Task instructions :: Copy each line of the data below with the word "JSON".

Supplied data ::
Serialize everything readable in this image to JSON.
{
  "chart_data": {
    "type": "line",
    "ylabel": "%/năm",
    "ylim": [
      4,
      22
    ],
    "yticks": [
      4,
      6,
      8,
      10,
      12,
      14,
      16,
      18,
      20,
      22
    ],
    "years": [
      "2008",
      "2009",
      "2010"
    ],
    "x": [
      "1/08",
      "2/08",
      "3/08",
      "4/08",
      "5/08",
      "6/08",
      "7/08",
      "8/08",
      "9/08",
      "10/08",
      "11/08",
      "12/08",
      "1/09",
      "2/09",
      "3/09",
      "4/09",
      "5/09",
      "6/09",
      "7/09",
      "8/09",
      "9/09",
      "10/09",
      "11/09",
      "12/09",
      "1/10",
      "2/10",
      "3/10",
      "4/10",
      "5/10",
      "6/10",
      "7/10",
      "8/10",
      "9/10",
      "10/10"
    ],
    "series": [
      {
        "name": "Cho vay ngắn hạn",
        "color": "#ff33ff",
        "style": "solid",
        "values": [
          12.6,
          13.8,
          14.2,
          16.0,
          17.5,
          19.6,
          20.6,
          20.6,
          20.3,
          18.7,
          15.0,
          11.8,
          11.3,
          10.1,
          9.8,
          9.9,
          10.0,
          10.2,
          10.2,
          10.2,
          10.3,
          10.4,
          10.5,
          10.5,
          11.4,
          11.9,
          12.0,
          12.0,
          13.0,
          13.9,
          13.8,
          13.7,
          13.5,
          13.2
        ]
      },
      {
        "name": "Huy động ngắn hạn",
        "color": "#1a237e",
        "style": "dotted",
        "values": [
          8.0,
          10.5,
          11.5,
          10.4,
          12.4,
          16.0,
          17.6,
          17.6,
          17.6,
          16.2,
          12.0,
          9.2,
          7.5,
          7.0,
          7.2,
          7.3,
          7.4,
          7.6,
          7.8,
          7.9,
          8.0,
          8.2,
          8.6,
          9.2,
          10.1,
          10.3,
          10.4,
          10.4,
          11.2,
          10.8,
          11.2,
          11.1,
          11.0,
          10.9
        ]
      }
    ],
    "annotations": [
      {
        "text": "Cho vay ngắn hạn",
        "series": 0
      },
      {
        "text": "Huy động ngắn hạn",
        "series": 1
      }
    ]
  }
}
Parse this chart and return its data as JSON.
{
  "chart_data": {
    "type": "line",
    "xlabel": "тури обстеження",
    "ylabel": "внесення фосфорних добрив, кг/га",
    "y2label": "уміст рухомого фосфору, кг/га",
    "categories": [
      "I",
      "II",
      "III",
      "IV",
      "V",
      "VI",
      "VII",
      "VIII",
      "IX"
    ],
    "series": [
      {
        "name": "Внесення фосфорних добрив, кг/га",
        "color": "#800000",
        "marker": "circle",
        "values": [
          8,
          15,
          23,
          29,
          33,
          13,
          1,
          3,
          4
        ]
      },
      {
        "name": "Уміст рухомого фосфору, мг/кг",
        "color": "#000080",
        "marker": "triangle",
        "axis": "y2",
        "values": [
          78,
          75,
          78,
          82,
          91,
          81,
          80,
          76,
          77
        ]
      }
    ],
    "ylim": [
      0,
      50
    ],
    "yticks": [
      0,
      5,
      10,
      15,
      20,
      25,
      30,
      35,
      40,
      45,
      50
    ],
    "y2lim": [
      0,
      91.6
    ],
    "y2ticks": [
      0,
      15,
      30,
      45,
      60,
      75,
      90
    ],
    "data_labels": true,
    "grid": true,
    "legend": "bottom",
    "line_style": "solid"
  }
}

Answer to the exercise ::
Serialize everything readable in this image to JSON.
Parse this chart and return its data as JSON.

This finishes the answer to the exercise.